* _GIVEN TASK_
Reproduce all entries word for word.

BEGIN DATA EXCERPTS

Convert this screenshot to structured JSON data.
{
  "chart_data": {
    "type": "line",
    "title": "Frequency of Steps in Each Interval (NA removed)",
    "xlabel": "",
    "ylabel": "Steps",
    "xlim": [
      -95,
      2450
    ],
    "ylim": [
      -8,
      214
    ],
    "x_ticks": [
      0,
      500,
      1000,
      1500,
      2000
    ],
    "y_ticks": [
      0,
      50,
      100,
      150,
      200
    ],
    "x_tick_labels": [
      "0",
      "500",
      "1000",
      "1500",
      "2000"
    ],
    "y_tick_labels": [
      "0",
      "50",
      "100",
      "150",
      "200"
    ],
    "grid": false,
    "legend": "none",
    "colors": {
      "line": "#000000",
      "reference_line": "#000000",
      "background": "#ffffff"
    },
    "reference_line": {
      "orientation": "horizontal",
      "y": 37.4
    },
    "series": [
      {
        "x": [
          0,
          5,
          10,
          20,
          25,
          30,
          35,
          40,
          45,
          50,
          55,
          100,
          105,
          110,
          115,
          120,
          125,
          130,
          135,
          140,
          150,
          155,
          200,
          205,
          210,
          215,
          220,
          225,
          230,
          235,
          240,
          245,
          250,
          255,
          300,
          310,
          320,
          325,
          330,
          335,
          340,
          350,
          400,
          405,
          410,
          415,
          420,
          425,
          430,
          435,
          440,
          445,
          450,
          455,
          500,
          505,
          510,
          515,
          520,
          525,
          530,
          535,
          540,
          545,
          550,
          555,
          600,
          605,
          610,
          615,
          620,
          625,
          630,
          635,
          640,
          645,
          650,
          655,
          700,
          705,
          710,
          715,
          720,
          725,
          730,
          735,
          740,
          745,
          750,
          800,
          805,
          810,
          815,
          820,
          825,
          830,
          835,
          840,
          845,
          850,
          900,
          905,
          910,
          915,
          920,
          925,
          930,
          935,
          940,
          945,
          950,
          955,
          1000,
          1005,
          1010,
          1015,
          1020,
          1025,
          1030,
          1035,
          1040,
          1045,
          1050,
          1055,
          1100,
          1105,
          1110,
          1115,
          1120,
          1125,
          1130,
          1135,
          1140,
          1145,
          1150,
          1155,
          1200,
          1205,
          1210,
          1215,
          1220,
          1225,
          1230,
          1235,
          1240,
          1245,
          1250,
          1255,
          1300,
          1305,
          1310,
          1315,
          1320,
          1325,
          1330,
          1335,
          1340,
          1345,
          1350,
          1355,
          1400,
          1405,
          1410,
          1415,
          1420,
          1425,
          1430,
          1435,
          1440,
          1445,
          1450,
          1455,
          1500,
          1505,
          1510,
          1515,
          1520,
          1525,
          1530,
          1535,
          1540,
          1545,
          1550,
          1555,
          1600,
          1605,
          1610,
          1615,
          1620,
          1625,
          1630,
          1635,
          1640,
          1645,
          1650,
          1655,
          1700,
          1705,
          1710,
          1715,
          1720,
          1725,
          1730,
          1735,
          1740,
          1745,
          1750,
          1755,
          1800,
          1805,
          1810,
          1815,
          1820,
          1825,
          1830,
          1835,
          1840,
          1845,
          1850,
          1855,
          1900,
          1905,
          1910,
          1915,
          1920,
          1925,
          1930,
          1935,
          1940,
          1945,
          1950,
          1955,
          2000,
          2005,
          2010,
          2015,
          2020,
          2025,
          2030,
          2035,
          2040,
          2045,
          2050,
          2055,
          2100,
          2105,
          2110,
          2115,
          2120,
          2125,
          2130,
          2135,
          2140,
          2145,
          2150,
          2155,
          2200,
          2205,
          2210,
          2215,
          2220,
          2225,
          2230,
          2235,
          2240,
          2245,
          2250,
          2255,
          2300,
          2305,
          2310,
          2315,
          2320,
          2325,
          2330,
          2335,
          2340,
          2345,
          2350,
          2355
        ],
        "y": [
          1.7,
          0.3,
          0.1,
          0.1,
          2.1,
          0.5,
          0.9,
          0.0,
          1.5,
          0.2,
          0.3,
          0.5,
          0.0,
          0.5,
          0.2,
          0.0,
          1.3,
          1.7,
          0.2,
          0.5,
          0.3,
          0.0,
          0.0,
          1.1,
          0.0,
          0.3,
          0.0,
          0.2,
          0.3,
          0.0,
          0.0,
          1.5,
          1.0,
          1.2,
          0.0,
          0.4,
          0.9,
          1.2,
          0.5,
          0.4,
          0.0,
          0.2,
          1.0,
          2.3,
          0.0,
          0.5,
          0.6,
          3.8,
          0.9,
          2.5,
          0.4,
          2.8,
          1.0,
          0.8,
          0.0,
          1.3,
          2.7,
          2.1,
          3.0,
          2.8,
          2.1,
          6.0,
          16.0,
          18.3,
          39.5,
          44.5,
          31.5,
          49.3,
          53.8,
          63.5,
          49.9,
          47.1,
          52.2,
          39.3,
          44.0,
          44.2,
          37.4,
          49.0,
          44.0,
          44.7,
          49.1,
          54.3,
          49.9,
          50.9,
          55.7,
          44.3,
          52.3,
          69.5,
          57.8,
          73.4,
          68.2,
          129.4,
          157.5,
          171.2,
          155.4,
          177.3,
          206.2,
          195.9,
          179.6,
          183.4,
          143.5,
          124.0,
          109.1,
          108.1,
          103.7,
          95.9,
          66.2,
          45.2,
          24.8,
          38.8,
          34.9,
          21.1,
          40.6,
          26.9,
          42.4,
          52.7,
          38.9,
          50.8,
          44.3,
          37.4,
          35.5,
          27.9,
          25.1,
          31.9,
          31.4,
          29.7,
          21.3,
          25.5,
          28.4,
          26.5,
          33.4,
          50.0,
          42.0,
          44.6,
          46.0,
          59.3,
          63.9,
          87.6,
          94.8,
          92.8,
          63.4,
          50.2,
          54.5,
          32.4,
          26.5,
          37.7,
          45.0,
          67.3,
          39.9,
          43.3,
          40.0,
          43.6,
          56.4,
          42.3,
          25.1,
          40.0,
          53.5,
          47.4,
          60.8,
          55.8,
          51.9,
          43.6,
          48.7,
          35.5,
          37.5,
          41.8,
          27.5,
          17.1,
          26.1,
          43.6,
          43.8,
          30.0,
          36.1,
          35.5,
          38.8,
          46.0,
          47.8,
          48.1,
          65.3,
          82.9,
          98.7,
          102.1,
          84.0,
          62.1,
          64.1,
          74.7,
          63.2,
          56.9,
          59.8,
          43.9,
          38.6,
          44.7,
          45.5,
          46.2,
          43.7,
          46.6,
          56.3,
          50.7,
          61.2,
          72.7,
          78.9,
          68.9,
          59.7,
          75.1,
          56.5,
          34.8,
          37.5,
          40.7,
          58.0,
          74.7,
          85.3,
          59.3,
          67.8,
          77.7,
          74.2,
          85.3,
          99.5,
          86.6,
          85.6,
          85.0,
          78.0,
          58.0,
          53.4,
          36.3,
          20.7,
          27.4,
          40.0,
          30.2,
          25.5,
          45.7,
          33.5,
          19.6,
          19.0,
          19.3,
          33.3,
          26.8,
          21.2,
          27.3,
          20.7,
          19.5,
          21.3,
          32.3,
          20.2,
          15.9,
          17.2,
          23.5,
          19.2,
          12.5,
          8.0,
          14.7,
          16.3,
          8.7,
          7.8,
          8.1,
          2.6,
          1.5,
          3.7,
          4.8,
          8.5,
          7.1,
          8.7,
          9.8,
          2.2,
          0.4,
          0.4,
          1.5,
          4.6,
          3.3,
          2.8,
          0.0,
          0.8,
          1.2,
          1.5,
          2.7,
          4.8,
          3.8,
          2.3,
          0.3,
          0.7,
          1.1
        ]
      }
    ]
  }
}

END DATA EXCERPTS

* _FULL RESPONSE_
Convert this screenshot to structured JSON data.
{
  "chart_data": {
    "type": "line",
    "title": "Frequency of Steps in Each Interval (NA removed)",
    "xlabel": "",
    "ylabel": "Steps",
    "xlim": [
      -95,
      2450
    ],
    "ylim": [
      -8,
      214
    ],
    "x_ticks": [
      0,
      500,
      1000,
      1500,
      2000
    ],
    "y_ticks": [
      0,
      50,
      100,
      150,
      200
    ],
    "x_tick_labels": [
      "0",
      "500",
      "1000",
      "1500",
      "2000"
    ],
    "y_tick_labels": [
      "0",
      "50",
      "100",
      "150",
      "200"
    ],
    "grid": false,
    "legend": "none",
    "colors": {
      "line": "#000000",
      "reference_line": "#000000",
      "background": "#ffffff"
    },
    "reference_line": {
      "orientation": "horizontal",
      "y": 37.4
    },
    "series": [
      {
        "x": [
          0,
          5,
          10,
          20,
          25,
          30,
          35,
          40,
          45,
          50,
          55,
          100,
          105,
          110,
          115,
          120,
          125,
          130,
          135,
          140,
          150,
          155,
          200,
          205,
          210,
          215,
          220,
          225,
          230,
          235,
          240,
          245,
          250,
          255,
          300,
          310,
          320,
          325,
          330,
          335,
          340,
          350,
          400,
          405,
          410,
          415,
          420,
          425,
          430,
          435,
          440,
          445,
          450,
          455,
          500,
          505,
          510,
          515,
          520,
          525,
          530,
          535,
          540,
          545,
          550,
          555,
          600,
          605,
          610,
          615,
          620,
          625,
          630,
          635,
          640,
          645,
          650,
          655,
          700,
          705,
          710,
          715,
          720,
          725,
          730,
          735,
          740,
          745,
          750,
          800,
          805,
          810,
          815,
          820,
          825,
          830,
          835,
          840,
          845,
          850,
          900,
          905,
          910,
          915,
          920,
          925,
          930,
          935,
          940,
          945,
          950,
          955,
          1000,
          1005,
          1010,
          1015,
          1020,
          1025,
          1030,
          1035,
          1040,
          1045,
          1050,
          1055,
          1100,
          1105,
          1110,
          1115,
          1120,
          1125,
          1130,
          1135,
          1140,
          1145,
          1150,
          1155,
          1200,
          1205,
          1210,
          1215,
          1220,
          1225,
          1230,
          1235,
          1240,
          1245,
          1250,
          1255,
          1300,
          1305,
          1310,
          1315,
          1320,
          1325,
          1330,
          1335,
          1340,
          1345,
          1350,
          1355,
          1400,
          1405,
          1410,
          1415,
          1420,
          1425,
          1430,
          1435,
          1440,
          1445,
          1450,
          1455,
          1500,
          1505,
          1510,
          1515,
          1520,
          1525,
          1530,
          1535,
          1540,
          1545,
          1550,
          1555,
          1600,
          1605,
          1610,
          1615,
          1620,
          1625,
          1630,
          1635,
          1640,
          1645,
          1650,
          1655,
          1700,
          1705,
          1710,
          1715,
          1720,
          1725,
          1730,
          1735,
          1740,
          1745,
          1750,
          1755,
          1800,
          1805,
          1810,
          1815,
          1820,
          1825,
          1830,
          1835,
          1840,
          1845,
          1850,
          1855,
          1900,
          1905,
          1910,
          1915,
          1920,
          1925,
          1930,
          1935,
          1940,
          1945,
          1950,
          1955,
          2000,
          2005,
          2010,
          2015,
          2020,
          2025,
          2030,
          2035,
          2040,
          2045,
          2050,
          2055,
          2100,
          2105,
          2110,
          2115,
          2120,
          2125,
          2130,
          2135,
          2140,
          2145,
          2150,
          2155,
          2200,
          2205,
          2210,
          2215,
          2220,
          2225,
          2230,
          2235,
          2240,
          2245,
          2250,
          2255,
          2300,
          2305,
          2310,
          2315,
          2320,
          2325,
          2330,
          2335,
          2340,
          2345,
          2350,
          2355
        ],
        "y": [
          1.7,
          0.3,
          0.1,
          0.1,
          2.1,
          0.5,
          0.9,
          0.0,
          1.5,
          0.2,
          0.3,
          0.5,
          0.0,
          0.5,
          0.2,
          0.0,
          1.3,
          1.7,
          0.2,
          0.5,
          0.3,
          0.0,
          0.0,
          1.1,
          0.0,
          0.3,
          0.0,
          0.2,
          0.3,
          0.0,
          0.0,
          1.5,
          1.0,
          1.2,
          0.0,
          0.4,
          0.9,
          1.2,
          0.5,
          0.4,
          0.0,
          0.2,
          1.0,
          2.3,
          0.0,
          0.5,
          0.6,
          3.8,
          0.9,
          2.5,
          0.4,
          2.8,
          1.0,
          0.8,
          0.0,
          1.3,
          2.7,
          2.1,
          3.0,
          2.8,
          2.1,
          6.0,
          16.0,
          18.3,
          39.5,
          44.5,
          31.5,
          49.3,
          53.8,
          63.5,
          49.9,
          47.1,
          52.2,
          39.3,
          44.0,
          44.2,
          37.4,
          49.0,
          44.0,
          44.7,
          49.1,
          54.3,
          49.9,
          50.9,
          55.7,
          44.3,
          52.3,
          69.5,
          57.8,
          73.4,
          68.2,
          129.4,
          157.5,
          171.2,
          155.4,
          177.3,
          206.2,
          195.9,
          179.6,
          183.4,
          143.5,
          124.0,
          109.1,
          108.1,
          103.7,
          95.9,
          66.2,
          45.2,
          24.8,
          38.8,
          34.9,
          21.1,
          40.6,
          26.9,
          42.4,
          52.7,
          38.9,
          50.8,
          44.3,
          37.4,
          35.5,
          27.9,
          25.1,
          31.9,
          31.4,
          29.7,
          21.3,
          25.5,
          28.4,
          26.5,
          33.4,
          50.0,
          42.0,
          44.6,
          46.0,
          59.3,
          63.9,
          87.6,
          94.8,
          92.8,
          63.4,
          50.2,
          54.5,
          32.4,
          26.5,
          37.7,
          45.0,
          67.3,
          39.9,
          43.3,
          40.0,
          43.6,
          56.4,
          42.3,
          25.1,
          40.0,
          53.5,
          47.4,
          60.8,
          55.8,
          51.9,
          43.6,
          48.7,
          35.5,
          37.5,
          41.8,
          27.5,
          17.1,
          26.1,
          43.6,
          43.8,
          30.0,
          36.1,
          35.5,
          38.8,
          46.0,
          47.8,
          48.1,
          65.3,
          82.9,
          98.7,
          102.1,
          84.0,
          62.1,
          64.1,
          74.7,
          63.2,
          56.9,
          59.8,
          43.9,
          38.6,
          44.7,
          45.5,
          46.2,
          43.7,
          46.6,
          56.3,
          50.7,
          61.2,
          72.7,
          78.9,
          68.9,
          59.7,
          75.1,
          56.5,
          34.8,
          37.5,
          40.7,
          58.0,
          74.7,
          85.3,
          59.3,
          67.8,
          77.7,
          74.2,
          85.3,
          99.5,
          86.6,
          85.6,
          85.0,
          78.0,
          58.0,
          53.4,
          36.3,
          20.7,
          27.4,
          40.0,
          30.2,
          25.5,
          45.7,
          33.5,
          19.6,
          19.0,
          19.3,
          33.3,
          26.8,
          21.2,
          27.3,
          20.7,
          19.5,
          21.3,
          32.3,
          20.2,
          15.9,
          17.2,
          23.5,
          19.2,
          12.5,
          8.0,
          14.7,
          16.3,
          8.7,
          7.8,
          8.1,
          2.6,
          1.5,
          3.7,
          4.8,
          8.5,
          7.1,
          8.7,
          9.8,
          2.2,
          0.4,
          0.4,
          1.5,
          4.6,
          3.3,
          2.8,
          0.0,
          0.8,
          1.2,
          1.5,
          2.7,
          4.8,
          3.8,
          2.3,
          0.3,
          0.7,
          1.1
        ]
      }
    ]
  }
}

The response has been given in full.